What is needed = Read the entries below and pull out each line with the string "this".

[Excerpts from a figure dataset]
-------

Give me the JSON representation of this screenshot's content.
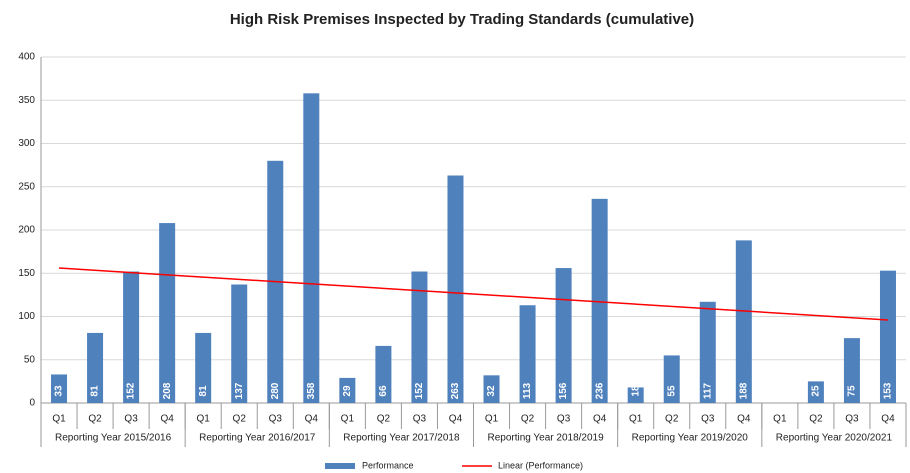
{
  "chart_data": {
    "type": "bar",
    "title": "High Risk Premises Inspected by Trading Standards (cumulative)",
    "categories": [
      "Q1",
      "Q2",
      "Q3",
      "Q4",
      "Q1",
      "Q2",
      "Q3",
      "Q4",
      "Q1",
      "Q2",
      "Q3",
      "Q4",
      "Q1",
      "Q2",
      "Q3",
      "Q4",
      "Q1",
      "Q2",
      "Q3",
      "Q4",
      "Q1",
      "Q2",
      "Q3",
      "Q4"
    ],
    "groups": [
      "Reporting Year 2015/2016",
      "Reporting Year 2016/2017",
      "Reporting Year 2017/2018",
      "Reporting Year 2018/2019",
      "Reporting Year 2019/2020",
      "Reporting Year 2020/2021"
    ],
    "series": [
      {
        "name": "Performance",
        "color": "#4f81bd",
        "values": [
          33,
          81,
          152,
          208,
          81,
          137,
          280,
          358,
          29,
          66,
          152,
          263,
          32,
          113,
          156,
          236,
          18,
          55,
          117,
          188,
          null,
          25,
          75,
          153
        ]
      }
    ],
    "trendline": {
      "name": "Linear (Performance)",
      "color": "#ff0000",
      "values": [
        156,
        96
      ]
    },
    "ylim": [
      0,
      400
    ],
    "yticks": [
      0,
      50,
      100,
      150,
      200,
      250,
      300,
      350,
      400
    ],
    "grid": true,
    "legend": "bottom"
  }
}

-------

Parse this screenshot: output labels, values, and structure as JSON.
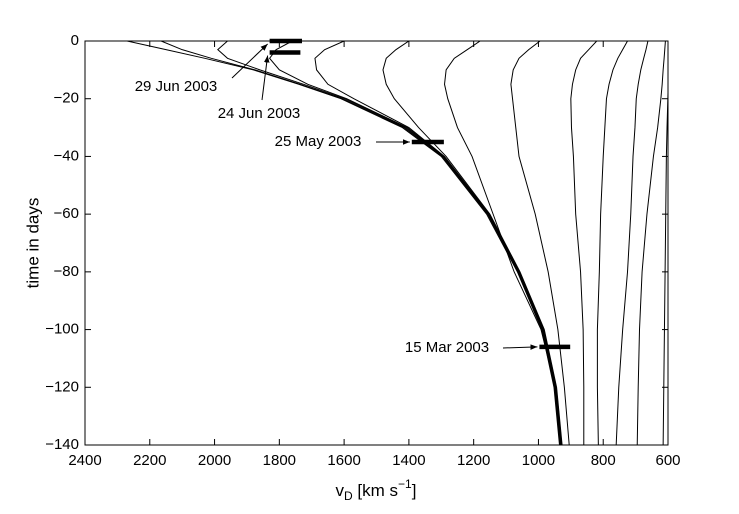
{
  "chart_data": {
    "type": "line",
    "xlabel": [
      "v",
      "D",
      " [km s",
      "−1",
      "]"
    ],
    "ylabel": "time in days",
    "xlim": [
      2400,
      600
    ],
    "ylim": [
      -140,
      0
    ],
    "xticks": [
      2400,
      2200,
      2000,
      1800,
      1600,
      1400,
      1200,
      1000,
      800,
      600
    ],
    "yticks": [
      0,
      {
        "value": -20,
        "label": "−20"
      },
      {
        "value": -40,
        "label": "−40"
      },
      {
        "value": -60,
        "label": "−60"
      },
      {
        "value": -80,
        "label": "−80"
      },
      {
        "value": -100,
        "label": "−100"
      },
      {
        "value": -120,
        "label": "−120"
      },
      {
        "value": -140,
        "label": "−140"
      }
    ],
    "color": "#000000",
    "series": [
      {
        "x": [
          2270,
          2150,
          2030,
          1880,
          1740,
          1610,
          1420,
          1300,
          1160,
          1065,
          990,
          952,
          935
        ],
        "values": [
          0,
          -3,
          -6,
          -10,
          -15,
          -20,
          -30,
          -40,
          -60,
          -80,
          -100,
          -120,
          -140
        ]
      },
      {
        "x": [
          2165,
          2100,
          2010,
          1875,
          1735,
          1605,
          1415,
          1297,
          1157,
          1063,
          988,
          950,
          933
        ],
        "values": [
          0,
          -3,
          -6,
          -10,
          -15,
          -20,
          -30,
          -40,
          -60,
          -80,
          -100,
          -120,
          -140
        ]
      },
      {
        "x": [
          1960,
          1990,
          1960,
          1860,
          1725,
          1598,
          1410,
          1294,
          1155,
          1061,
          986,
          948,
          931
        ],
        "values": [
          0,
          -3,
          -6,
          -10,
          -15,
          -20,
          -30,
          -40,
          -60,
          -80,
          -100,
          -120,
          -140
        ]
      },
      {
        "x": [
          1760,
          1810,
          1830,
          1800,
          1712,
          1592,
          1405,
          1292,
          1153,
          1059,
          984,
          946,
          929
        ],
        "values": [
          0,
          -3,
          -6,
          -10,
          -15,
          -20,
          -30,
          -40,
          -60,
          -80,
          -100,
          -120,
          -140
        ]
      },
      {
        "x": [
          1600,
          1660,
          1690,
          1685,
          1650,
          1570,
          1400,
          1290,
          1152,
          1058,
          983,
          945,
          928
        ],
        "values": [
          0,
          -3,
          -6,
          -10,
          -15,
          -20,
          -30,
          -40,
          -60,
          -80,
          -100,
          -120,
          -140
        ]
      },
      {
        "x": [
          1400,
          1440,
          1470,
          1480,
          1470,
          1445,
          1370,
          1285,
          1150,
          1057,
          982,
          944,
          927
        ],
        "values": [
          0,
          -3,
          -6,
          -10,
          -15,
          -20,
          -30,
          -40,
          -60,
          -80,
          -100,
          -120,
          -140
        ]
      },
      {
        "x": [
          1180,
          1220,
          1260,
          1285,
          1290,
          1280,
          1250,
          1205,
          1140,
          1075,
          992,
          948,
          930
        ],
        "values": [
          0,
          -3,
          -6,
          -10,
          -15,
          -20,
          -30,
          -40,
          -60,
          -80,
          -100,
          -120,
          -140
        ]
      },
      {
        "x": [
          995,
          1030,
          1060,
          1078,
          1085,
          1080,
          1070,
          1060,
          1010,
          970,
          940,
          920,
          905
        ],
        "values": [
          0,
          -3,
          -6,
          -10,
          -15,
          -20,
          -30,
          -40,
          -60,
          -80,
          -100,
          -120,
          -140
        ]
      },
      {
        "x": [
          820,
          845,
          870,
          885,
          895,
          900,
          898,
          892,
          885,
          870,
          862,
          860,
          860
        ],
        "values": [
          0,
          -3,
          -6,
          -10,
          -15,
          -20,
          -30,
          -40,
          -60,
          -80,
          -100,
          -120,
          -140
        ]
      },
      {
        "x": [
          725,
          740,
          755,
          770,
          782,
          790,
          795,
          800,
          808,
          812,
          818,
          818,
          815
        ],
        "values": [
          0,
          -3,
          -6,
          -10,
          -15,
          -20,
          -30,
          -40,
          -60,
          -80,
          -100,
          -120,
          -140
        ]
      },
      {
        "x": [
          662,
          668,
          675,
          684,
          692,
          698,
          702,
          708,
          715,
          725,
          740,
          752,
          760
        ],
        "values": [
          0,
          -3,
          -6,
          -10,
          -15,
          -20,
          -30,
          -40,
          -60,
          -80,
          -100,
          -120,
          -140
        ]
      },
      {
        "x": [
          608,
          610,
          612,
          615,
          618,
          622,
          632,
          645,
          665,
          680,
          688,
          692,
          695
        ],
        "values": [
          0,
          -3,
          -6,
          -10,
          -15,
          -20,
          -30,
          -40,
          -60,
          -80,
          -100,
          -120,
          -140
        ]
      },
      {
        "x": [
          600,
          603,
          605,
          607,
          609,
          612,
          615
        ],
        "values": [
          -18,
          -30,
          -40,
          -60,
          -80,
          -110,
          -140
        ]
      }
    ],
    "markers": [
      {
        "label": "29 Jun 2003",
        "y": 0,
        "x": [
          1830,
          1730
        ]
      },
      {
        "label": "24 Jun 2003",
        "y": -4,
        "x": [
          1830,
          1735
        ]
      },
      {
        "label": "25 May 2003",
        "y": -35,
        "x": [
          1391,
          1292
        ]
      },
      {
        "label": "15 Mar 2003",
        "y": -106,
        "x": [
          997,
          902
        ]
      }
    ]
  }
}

-------

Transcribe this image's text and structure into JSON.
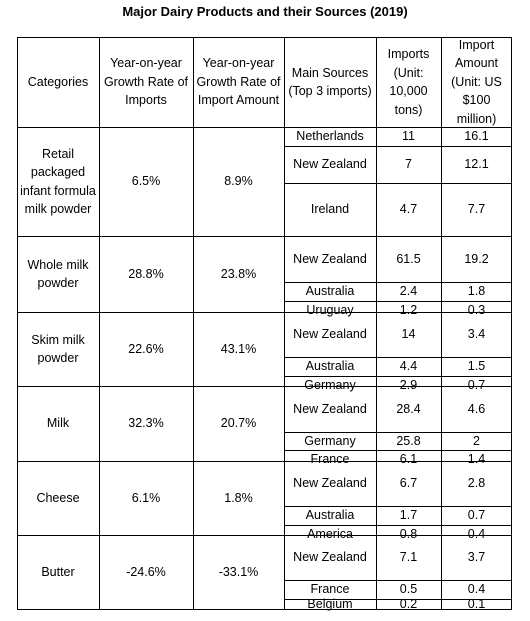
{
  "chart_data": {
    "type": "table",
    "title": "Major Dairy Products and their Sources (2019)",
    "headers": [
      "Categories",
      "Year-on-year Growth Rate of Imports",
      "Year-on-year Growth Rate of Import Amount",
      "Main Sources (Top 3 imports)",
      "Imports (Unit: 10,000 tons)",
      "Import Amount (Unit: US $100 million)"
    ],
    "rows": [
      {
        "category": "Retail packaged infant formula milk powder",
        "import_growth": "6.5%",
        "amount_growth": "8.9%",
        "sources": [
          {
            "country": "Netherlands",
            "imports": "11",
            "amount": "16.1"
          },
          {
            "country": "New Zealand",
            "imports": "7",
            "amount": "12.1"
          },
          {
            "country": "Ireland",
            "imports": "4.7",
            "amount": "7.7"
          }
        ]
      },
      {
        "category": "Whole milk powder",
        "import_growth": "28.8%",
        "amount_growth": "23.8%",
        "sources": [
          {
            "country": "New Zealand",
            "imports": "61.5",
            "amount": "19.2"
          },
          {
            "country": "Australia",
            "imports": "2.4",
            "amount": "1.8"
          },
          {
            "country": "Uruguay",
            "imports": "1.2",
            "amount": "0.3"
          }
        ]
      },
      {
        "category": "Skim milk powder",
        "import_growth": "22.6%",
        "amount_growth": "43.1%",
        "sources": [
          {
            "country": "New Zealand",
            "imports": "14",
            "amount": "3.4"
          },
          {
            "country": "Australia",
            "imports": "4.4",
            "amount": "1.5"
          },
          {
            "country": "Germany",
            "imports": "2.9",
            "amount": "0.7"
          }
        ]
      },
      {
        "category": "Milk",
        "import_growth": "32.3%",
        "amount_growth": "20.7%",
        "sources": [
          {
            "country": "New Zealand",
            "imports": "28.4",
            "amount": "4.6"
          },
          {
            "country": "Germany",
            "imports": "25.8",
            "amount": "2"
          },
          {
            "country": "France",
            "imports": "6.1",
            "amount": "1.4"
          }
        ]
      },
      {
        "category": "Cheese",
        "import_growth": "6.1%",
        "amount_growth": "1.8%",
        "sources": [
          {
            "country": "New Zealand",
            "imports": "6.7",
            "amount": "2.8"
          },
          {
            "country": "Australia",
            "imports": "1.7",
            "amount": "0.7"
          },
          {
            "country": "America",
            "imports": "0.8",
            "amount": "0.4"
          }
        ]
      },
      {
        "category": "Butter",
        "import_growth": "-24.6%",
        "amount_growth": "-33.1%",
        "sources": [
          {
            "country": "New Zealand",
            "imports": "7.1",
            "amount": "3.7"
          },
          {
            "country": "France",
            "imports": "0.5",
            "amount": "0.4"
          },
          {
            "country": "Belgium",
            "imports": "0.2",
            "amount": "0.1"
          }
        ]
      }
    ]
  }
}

-------

Finished exercise =
Give me the JSON representation of this screenshot's content.
Parse this screenshot: output labels, values, and structure as JSON.
Transcribe this image's text and structure into JSON.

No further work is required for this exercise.